(Stored items)
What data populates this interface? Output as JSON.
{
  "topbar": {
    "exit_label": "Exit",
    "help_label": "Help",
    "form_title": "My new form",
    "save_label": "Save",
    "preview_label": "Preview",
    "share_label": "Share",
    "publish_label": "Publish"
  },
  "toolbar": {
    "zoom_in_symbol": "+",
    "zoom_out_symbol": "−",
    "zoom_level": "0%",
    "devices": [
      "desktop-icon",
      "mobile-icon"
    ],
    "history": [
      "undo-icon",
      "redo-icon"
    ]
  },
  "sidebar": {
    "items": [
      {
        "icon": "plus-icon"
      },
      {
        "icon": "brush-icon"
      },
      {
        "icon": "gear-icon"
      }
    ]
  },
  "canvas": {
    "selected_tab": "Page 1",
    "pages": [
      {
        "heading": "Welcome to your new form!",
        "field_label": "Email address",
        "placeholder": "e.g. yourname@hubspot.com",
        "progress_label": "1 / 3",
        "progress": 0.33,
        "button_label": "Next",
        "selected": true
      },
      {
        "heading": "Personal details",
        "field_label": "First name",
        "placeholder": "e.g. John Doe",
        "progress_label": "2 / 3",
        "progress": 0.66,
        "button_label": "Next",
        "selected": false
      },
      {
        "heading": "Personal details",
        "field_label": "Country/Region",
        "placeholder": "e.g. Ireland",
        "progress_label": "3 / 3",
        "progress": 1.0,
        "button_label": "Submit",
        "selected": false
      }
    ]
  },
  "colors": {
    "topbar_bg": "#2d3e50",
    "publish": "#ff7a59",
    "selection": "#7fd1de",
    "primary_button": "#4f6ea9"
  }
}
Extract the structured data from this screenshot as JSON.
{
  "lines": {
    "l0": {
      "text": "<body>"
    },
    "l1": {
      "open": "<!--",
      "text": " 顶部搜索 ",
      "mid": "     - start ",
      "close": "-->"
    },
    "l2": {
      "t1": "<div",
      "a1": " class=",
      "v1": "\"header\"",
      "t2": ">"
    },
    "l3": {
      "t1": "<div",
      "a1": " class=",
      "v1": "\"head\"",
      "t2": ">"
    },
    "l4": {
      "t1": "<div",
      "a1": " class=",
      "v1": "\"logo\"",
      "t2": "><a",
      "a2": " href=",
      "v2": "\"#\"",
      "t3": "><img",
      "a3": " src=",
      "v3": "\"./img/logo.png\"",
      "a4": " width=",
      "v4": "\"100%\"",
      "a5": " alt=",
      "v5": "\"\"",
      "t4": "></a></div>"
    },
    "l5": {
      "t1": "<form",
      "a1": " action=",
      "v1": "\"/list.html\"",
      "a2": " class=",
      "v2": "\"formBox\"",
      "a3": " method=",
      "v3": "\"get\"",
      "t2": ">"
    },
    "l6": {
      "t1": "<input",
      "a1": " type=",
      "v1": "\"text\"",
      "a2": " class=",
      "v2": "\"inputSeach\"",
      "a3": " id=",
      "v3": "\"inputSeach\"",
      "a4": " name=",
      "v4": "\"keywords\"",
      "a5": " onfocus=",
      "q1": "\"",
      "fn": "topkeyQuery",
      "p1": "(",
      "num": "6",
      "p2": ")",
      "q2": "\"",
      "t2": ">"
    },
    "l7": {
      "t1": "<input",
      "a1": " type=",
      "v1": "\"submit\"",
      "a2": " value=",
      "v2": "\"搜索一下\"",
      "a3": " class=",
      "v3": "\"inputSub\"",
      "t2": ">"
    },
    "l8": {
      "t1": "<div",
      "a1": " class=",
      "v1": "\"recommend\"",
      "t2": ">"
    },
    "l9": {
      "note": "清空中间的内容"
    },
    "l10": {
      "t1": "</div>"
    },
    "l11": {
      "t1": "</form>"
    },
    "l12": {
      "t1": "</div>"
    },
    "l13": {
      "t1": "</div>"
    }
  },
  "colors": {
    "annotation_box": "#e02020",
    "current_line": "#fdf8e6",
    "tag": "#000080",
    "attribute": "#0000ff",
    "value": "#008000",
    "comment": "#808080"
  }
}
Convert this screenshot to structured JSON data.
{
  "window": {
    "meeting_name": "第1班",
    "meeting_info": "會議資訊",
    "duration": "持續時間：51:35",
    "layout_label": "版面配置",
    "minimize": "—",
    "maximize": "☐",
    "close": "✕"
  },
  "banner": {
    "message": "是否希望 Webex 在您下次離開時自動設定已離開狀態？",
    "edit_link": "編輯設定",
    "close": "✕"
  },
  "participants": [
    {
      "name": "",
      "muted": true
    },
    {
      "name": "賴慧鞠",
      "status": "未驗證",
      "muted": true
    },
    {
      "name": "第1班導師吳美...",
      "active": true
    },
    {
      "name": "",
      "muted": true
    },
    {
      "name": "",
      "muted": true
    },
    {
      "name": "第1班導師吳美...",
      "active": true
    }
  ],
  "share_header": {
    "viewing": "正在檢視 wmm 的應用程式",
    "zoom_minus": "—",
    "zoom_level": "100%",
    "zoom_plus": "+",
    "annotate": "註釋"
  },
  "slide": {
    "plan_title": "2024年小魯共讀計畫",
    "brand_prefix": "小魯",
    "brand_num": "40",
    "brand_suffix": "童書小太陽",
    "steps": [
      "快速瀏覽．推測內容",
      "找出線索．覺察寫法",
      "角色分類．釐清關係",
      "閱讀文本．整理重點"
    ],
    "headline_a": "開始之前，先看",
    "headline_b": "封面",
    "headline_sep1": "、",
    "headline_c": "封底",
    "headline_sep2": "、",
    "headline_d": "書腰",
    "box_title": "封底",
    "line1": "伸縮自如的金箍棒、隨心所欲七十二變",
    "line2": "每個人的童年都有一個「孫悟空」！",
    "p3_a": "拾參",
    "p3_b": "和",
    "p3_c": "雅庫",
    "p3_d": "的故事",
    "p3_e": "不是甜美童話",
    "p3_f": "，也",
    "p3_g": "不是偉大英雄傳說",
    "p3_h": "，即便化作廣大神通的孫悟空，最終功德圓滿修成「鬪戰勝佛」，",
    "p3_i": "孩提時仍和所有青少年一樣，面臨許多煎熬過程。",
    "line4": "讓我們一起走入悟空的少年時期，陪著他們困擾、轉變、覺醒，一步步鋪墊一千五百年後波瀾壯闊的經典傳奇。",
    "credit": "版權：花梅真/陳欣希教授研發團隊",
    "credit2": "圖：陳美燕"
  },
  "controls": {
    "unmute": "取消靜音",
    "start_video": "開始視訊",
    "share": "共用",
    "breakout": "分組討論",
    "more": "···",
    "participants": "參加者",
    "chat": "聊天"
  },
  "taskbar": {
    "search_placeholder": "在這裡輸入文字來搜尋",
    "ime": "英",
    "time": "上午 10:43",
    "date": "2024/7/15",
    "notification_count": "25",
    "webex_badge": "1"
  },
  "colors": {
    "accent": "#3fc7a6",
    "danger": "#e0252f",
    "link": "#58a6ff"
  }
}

▶ _Goal_:
Repeat the material above in full, keeping every word.

▶ _Correct response_:
What data populates this interface? Output as JSON.
{
  "topbar": {
    "exit_label": "Exit",
    "help_label": "Help",
    "form_title": "My new form",
    "save_label": "Save",
    "preview_label": "Preview",
    "share_label": "Share",
    "publish_label": "Publish"
  },
  "toolbar": {
    "zoom_in_symbol": "+",
    "zoom_out_symbol": "−",
    "zoom_level": "0%",
    "devices": [
      "desktop-icon",
      "mobile-icon"
    ],
    "history": [
      "undo-icon",
      "redo-icon"
    ]
  },
  "sidebar": {
    "items": [
      {
        "icon": "plus-icon"
      },
      {
        "icon": "brush-icon"
      },
      {
        "icon": "gear-icon"
      }
    ]
  },
  "canvas": {
    "selected_tab": "Page 1",
    "pages": [
      {
        "heading": "Welcome to your new form!",
        "field_label": "Email address",
        "placeholder": "e.g. yourname@hubspot.com",
        "progress_label": "1 / 3",
        "progress": 0.33,
        "button_label": "Next",
        "selected": true
      },
      {
        "heading": "Personal details",
        "field_label": "First name",
        "placeholder": "e.g. John Doe",
        "progress_label": "2 / 3",
        "progress": 0.66,
        "button_label": "Next",
        "selected": false
      },
      {
        "heading": "Personal details",
        "field_label": "Country/Region",
        "placeholder": "e.g. Ireland",
        "progress_label": "3 / 3",
        "progress": 1.0,
        "button_label": "Submit",
        "selected": false
      }
    ]
  },
  "colors": {
    "topbar_bg": "#2d3e50",
    "publish": "#ff7a59",
    "selection": "#7fd1de",
    "primary_button": "#4f6ea9"
  }
}
Extract the structured data from this screenshot as JSON.
{
  "lines": {
    "l0": {
      "text": "<body>"
    },
    "l1": {
      "open": "<!--",
      "text": " 顶部搜索 ",
      "mid": "     - start ",
      "close": "-->"
    },
    "l2": {
      "t1": "<div",
      "a1": " class=",
      "v1": "\"header\"",
      "t2": ">"
    },
    "l3": {
      "t1": "<div",
      "a1": " class=",
      "v1": "\"head\"",
      "t2": ">"
    },
    "l4": {
      "t1": "<div",
      "a1": " class=",
      "v1": "\"logo\"",
      "t2": "><a",
      "a2": " href=",
      "v2": "\"#\"",
      "t3": "><img",
      "a3": " src=",
      "v3": "\"./img/logo.png\"",
      "a4": " width=",
      "v4": "\"100%\"",
      "a5": " alt=",
      "v5": "\"\"",
      "t4": "></a></div>"
    },
    "l5": {
      "t1": "<form",
      "a1": " action=",
      "v1": "\"/list.html\"",
      "a2": " class=",
      "v2": "\"formBox\"",
      "a3": " method=",
      "v3": "\"get\"",
      "t2": ">"
    },
    "l6": {
      "t1": "<input",
      "a1": " type=",
      "v1": "\"text\"",
      "a2": " class=",
      "v2": "\"inputSeach\"",
      "a3": " id=",
      "v3": "\"inputSeach\"",
      "a4": " name=",
      "v4": "\"keywords\"",
      "a5": " onfocus=",
      "q1": "\"",
      "fn": "topkeyQuery",
      "p1": "(",
      "num": "6",
      "p2": ")",
      "q2": "\"",
      "t2": ">"
    },
    "l7": {
      "t1": "<input",
      "a1": " type=",
      "v1": "\"submit\"",
      "a2": " value=",
      "v2": "\"搜索一下\"",
      "a3": " class=",
      "v3": "\"inputSub\"",
      "t2": ">"
    },
    "l8": {
      "t1": "<div",
      "a1": " class=",
      "v1": "\"recommend\"",
      "t2": ">"
    },
    "l9": {
      "note": "清空中间的内容"
    },
    "l10": {
      "t1": "</div>"
    },
    "l11": {
      "t1": "</form>"
    },
    "l12": {
      "t1": "</div>"
    },
    "l13": {
      "t1": "</div>"
    }
  },
  "colors": {
    "annotation_box": "#e02020",
    "current_line": "#fdf8e6",
    "tag": "#000080",
    "attribute": "#0000ff",
    "value": "#008000",
    "comment": "#808080"
  }
}
Convert this screenshot to structured JSON data.
{
  "window": {
    "meeting_name": "第1班",
    "meeting_info": "會議資訊",
    "duration": "持續時間：51:35",
    "layout_label": "版面配置",
    "minimize": "—",
    "maximize": "☐",
    "close": "✕"
  },
  "banner": {
    "message": "是否希望 Webex 在您下次離開時自動設定已離開狀態？",
    "edit_link": "編輯設定",
    "close": "✕"
  },
  "participants": [
    {
      "name": "",
      "muted": true
    },
    {
      "name": "賴慧鞠",
      "status": "未驗證",
      "muted": true
    },
    {
      "name": "第1班導師吳美...",
      "active": true
    },
    {
      "name": "",
      "muted": true
    },
    {
      "name": "",
      "muted": true
    },
    {
      "name": "第1班導師吳美...",
      "active": true
    }
  ],
  "share_header": {
    "viewing": "正在檢視 wmm 的應用程式",
    "zoom_minus": "—",
    "zoom_level": "100%",
    "zoom_plus": "+",
    "annotate": "註釋"
  },
  "slide": {
    "plan_title": "2024年小魯共讀計畫",
    "brand_prefix": "小魯",
    "brand_num": "40",
    "brand_suffix": "童書小太陽",
    "steps": [
      "快速瀏覽．推測內容",
      "找出線索．覺察寫法",
      "角色分類．釐清關係",
      "閱讀文本．整理重點"
    ],
    "headline_a": "開始之前，先看",
    "headline_b": "封面",
    "headline_sep1": "、",
    "headline_c": "封底",
    "headline_sep2": "、",
    "headline_d": "書腰",
    "box_title": "封底",
    "line1": "伸縮自如的金箍棒、隨心所欲七十二變",
    "line2": "每個人的童年都有一個「孫悟空」！",
    "p3_a": "拾參",
    "p3_b": "和",
    "p3_c": "雅庫",
    "p3_d": "的故事",
    "p3_e": "不是甜美童話",
    "p3_f": "，也",
    "p3_g": "不是偉大英雄傳說",
    "p3_h": "，即便化作廣大神通的孫悟空，最終功德圓滿修成「鬪戰勝佛」，",
    "p3_i": "孩提時仍和所有青少年一樣，面臨許多煎熬過程。",
    "line4": "讓我們一起走入悟空的少年時期，陪著他們困擾、轉變、覺醒，一步步鋪墊一千五百年後波瀾壯闊的經典傳奇。",
    "credit": "版權：花梅真/陳欣希教授研發團隊",
    "credit2": "圖：陳美燕"
  },
  "controls": {
    "unmute": "取消靜音",
    "start_video": "開始視訊",
    "share": "共用",
    "breakout": "分組討論",
    "more": "···",
    "participants": "參加者",
    "chat": "聊天"
  },
  "taskbar": {
    "search_placeholder": "在這裡輸入文字來搜尋",
    "ime": "英",
    "time": "上午 10:43",
    "date": "2024/7/15",
    "notification_count": "25",
    "webex_badge": "1"
  },
  "colors": {
    "accent": "#3fc7a6",
    "danger": "#e0252f",
    "link": "#58a6ff"
  }
}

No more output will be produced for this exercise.